What this task involves
State the number of lines that contain "叠加辐射野", with no other text.

Supplied material
---+---

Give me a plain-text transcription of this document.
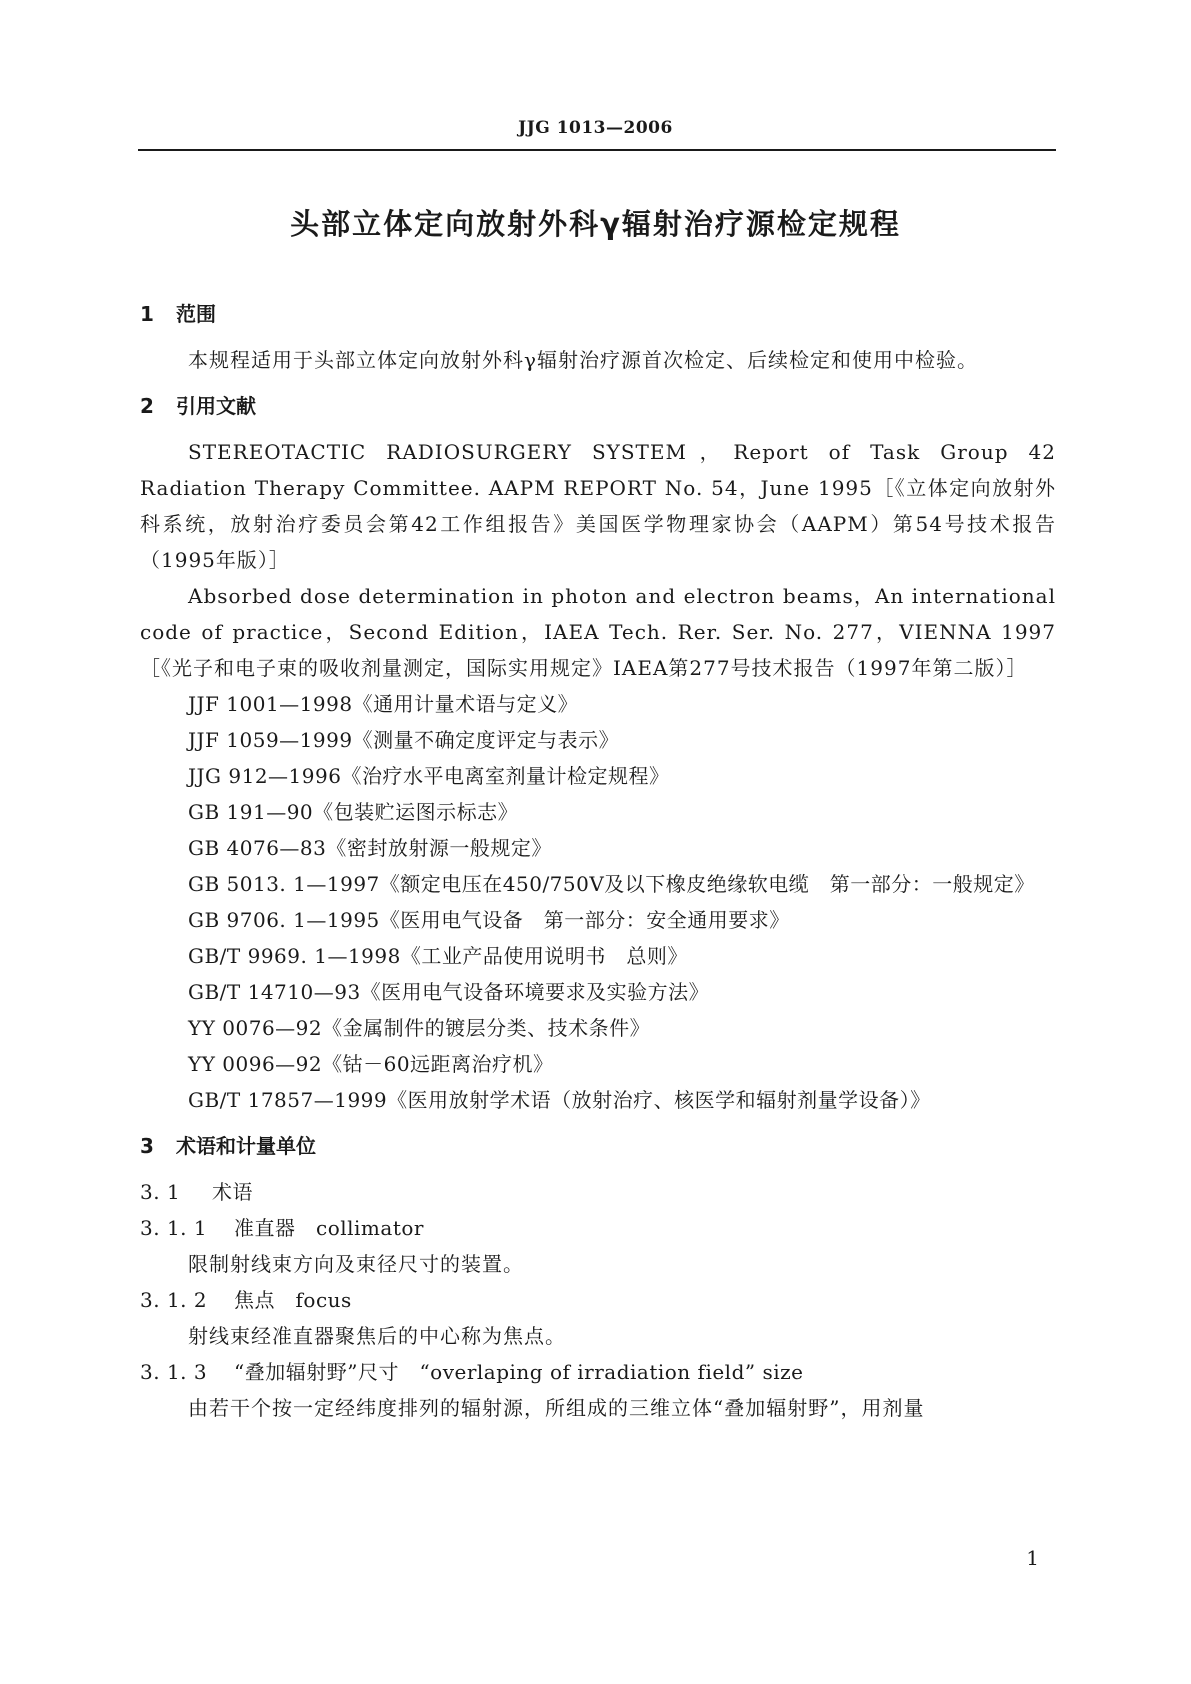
JJG 1013—2006
头部立体定向放射外科γ辐射治疗源检定规程
1 范围

本规程适用于头部立体定向放射外科γ辐射治疗源首次检定、后续检定和使用中检验。

2 引用文献

STEREOTACTIC RADIOSURGERY SYSTEM，Report of Task Group 42 Radiation Therapy Committee. AAPM REPORT No. 54，June 1995［《立体定向放射外科系统，放射治疗委员会第42工作组报告》美国医学物理家协会（AAPM）第54号技术报告（1995年版）］

Absorbed dose determination in photon and electron beams，An international code of practice，Second Edition，IAEA Tech. Rer. Ser. No. 277，VIENNA 1997［《光子和电子束的吸收剂量测定，国际实用规定》IAEA第277号技术报告（1997年第二版）］

JJF 1001—1998《通用计量术语与定义》

JJF 1059—1999《测量不确定度评定与表示》

JJG 912—1996《治疗水平电离室剂量计检定规程》

GB 191—90《包装贮运图示标志》

GB 4076—83《密封放射源一般规定》

GB 5013. 1—1997《额定电压在450/750V及以下橡皮绝缘软电缆　第一部分：一般规定》

GB 9706. 1—1995《医用电气设备　第一部分：安全通用要求》

GB/T 9969. 1—1998《工业产品使用说明书　总则》

GB/T 14710—93《医用电气设备环境要求及实验方法》

YY 0076—92《金属制件的镀层分类、技术条件》

YY 0096—92《钴－60远距离治疗机》

GB/T 17857—1999《医用放射学术语（放射治疗、核医学和辐射剂量学设备）》

3 术语和计量单位

3. 1 术语

3. 1. 1 准直器　collimator

限制射线束方向及束径尺寸的装置。

3. 1. 2 焦点　focus

射线束经准直器聚焦后的中心称为焦点。

3. 1. 3 “叠加辐射野”尺寸　“overlaping of irradiation field” size

由若干个按一定经纬度排列的辐射源，所组成的三维立体“叠加辐射野”，用剂量

1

---+---

Written solution
2